**What is required**
Repeat, line for line, the entries printed below.

━━━━━━━━━━━━━━━━

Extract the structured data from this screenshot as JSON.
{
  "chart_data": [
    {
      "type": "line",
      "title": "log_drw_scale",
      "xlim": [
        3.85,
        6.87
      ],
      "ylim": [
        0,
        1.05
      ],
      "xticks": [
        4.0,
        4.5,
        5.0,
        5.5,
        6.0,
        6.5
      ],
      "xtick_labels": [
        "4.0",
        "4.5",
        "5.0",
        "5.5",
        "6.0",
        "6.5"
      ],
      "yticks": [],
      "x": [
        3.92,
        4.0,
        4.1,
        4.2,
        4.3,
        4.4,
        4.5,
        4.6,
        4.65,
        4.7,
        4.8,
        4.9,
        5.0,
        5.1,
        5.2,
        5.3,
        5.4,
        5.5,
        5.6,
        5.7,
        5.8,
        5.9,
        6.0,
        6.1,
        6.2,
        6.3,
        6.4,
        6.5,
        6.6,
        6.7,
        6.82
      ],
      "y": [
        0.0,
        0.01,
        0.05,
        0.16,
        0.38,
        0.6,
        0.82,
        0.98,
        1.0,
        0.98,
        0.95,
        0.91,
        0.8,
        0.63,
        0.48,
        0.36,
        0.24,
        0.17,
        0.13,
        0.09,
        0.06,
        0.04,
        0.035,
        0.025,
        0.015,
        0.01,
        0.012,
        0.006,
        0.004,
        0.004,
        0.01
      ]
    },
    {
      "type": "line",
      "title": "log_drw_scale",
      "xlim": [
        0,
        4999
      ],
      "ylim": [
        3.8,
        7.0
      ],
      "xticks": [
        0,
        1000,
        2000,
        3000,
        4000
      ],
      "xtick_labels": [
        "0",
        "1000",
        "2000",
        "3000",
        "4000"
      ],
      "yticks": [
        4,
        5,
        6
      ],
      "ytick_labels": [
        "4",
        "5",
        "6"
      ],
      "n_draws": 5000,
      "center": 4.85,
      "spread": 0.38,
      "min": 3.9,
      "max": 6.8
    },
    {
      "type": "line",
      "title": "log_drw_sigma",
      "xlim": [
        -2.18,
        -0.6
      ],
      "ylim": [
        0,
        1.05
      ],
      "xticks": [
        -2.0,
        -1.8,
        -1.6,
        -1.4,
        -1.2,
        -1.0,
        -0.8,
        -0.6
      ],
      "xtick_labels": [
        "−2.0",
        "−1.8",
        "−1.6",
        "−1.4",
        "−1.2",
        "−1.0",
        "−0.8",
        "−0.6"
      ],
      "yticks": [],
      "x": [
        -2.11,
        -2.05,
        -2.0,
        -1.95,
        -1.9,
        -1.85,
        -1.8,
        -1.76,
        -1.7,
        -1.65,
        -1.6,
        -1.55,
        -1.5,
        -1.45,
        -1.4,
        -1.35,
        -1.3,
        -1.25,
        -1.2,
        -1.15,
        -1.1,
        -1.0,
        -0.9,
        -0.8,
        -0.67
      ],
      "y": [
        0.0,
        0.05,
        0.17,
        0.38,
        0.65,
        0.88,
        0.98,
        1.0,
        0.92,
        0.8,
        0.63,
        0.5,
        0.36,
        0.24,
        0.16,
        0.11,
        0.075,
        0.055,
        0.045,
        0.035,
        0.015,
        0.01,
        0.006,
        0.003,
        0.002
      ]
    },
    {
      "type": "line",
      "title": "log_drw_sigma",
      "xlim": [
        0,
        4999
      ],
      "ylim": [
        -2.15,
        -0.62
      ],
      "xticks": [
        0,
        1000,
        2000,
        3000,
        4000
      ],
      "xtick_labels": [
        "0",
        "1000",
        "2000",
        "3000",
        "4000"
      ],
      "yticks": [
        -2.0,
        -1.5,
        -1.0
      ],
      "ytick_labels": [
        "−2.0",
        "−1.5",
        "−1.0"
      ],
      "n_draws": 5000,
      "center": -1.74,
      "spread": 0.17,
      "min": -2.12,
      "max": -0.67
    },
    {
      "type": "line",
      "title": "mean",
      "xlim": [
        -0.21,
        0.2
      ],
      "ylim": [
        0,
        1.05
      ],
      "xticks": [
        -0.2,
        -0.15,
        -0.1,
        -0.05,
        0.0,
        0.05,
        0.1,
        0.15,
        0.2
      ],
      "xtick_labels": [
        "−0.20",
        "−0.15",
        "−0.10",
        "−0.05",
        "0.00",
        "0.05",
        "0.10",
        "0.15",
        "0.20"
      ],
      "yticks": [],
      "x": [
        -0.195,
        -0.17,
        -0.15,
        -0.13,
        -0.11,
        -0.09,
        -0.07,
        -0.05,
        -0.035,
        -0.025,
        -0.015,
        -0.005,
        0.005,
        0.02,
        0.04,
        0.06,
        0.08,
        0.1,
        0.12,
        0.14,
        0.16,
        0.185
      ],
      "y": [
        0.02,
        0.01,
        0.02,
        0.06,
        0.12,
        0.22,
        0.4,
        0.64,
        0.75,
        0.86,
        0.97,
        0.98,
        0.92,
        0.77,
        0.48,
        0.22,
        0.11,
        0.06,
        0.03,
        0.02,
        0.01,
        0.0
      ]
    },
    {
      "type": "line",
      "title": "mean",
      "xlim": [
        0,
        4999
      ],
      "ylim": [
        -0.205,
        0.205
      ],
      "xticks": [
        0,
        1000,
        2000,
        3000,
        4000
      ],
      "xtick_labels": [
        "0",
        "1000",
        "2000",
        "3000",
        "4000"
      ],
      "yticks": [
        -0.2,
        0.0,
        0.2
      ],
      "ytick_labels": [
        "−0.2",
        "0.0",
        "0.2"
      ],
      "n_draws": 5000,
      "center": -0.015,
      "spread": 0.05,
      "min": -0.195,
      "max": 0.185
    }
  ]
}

━━━━━━━━━━━━━━━━

**Response to this exercise**
Extract the structured data from this screenshot as JSON.
{
  "chart_data": [
    {
      "type": "line",
      "title": "log_drw_scale",
      "xlim": [
        3.85,
        6.87
      ],
      "ylim": [
        0,
        1.05
      ],
      "xticks": [
        4.0,
        4.5,
        5.0,
        5.5,
        6.0,
        6.5
      ],
      "xtick_labels": [
        "4.0",
        "4.5",
        "5.0",
        "5.5",
        "6.0",
        "6.5"
      ],
      "yticks": [],
      "x": [
        3.92,
        4.0,
        4.1,
        4.2,
        4.3,
        4.4,
        4.5,
        4.6,
        4.65,
        4.7,
        4.8,
        4.9,
        5.0,
        5.1,
        5.2,
        5.3,
        5.4,
        5.5,
        5.6,
        5.7,
        5.8,
        5.9,
        6.0,
        6.1,
        6.2,
        6.3,
        6.4,
        6.5,
        6.6,
        6.7,
        6.82
      ],
      "y": [
        0.0,
        0.01,
        0.05,
        0.16,
        0.38,
        0.6,
        0.82,
        0.98,
        1.0,
        0.98,
        0.95,
        0.91,
        0.8,
        0.63,
        0.48,
        0.36,
        0.24,
        0.17,
        0.13,
        0.09,
        0.06,
        0.04,
        0.035,
        0.025,
        0.015,
        0.01,
        0.012,
        0.006,
        0.004,
        0.004,
        0.01
      ]
    },
    {
      "type": "line",
      "title": "log_drw_scale",
      "xlim": [
        0,
        4999
      ],
      "ylim": [
        3.8,
        7.0
      ],
      "xticks": [
        0,
        1000,
        2000,
        3000,
        4000
      ],
      "xtick_labels": [
        "0",
        "1000",
        "2000",
        "3000",
        "4000"
      ],
      "yticks": [
        4,
        5,
        6
      ],
      "ytick_labels": [
        "4",
        "5",
        "6"
      ],
      "n_draws": 5000,
      "center": 4.85,
      "spread": 0.38,
      "min": 3.9,
      "max": 6.8
    },
    {
      "type": "line",
      "title": "log_drw_sigma",
      "xlim": [
        -2.18,
        -0.6
      ],
      "ylim": [
        0,
        1.05
      ],
      "xticks": [
        -2.0,
        -1.8,
        -1.6,
        -1.4,
        -1.2,
        -1.0,
        -0.8,
        -0.6
      ],
      "xtick_labels": [
        "−2.0",
        "−1.8",
        "−1.6",
        "−1.4",
        "−1.2",
        "−1.0",
        "−0.8",
        "−0.6"
      ],
      "yticks": [],
      "x": [
        -2.11,
        -2.05,
        -2.0,
        -1.95,
        -1.9,
        -1.85,
        -1.8,
        -1.76,
        -1.7,
        -1.65,
        -1.6,
        -1.55,
        -1.5,
        -1.45,
        -1.4,
        -1.35,
        -1.3,
        -1.25,
        -1.2,
        -1.15,
        -1.1,
        -1.0,
        -0.9,
        -0.8,
        -0.67
      ],
      "y": [
        0.0,
        0.05,
        0.17,
        0.38,
        0.65,
        0.88,
        0.98,
        1.0,
        0.92,
        0.8,
        0.63,
        0.5,
        0.36,
        0.24,
        0.16,
        0.11,
        0.075,
        0.055,
        0.045,
        0.035,
        0.015,
        0.01,
        0.006,
        0.003,
        0.002
      ]
    },
    {
      "type": "line",
      "title": "log_drw_sigma",
      "xlim": [
        0,
        4999
      ],
      "ylim": [
        -2.15,
        -0.62
      ],
      "xticks": [
        0,
        1000,
        2000,
        3000,
        4000
      ],
      "xtick_labels": [
        "0",
        "1000",
        "2000",
        "3000",
        "4000"
      ],
      "yticks": [
        -2.0,
        -1.5,
        -1.0
      ],
      "ytick_labels": [
        "−2.0",
        "−1.5",
        "−1.0"
      ],
      "n_draws": 5000,
      "center": -1.74,
      "spread": 0.17,
      "min": -2.12,
      "max": -0.67
    },
    {
      "type": "line",
      "title": "mean",
      "xlim": [
        -0.21,
        0.2
      ],
      "ylim": [
        0,
        1.05
      ],
      "xticks": [
        -0.2,
        -0.15,
        -0.1,
        -0.05,
        0.0,
        0.05,
        0.1,
        0.15,
        0.2
      ],
      "xtick_labels": [
        "−0.20",
        "−0.15",
        "−0.10",
        "−0.05",
        "0.00",
        "0.05",
        "0.10",
        "0.15",
        "0.20"
      ],
      "yticks": [],
      "x": [
        -0.195,
        -0.17,
        -0.15,
        -0.13,
        -0.11,
        -0.09,
        -0.07,
        -0.05,
        -0.035,
        -0.025,
        -0.015,
        -0.005,
        0.005,
        0.02,
        0.04,
        0.06,
        0.08,
        0.1,
        0.12,
        0.14,
        0.16,
        0.185
      ],
      "y": [
        0.02,
        0.01,
        0.02,
        0.06,
        0.12,
        0.22,
        0.4,
        0.64,
        0.75,
        0.86,
        0.97,
        0.98,
        0.92,
        0.77,
        0.48,
        0.22,
        0.11,
        0.06,
        0.03,
        0.02,
        0.01,
        0.0
      ]
    },
    {
      "type": "line",
      "title": "mean",
      "xlim": [
        0,
        4999
      ],
      "ylim": [
        -0.205,
        0.205
      ],
      "xticks": [
        0,
        1000,
        2000,
        3000,
        4000
      ],
      "xtick_labels": [
        "0",
        "1000",
        "2000",
        "3000",
        "4000"
      ],
      "yticks": [
        -0.2,
        0.0,
        0.2
      ],
      "ytick_labels": [
        "−0.2",
        "0.0",
        "0.2"
      ],
      "n_draws": 5000,
      "center": -0.015,
      "spread": 0.05,
      "min": -0.195,
      "max": 0.185
    }
  ]
}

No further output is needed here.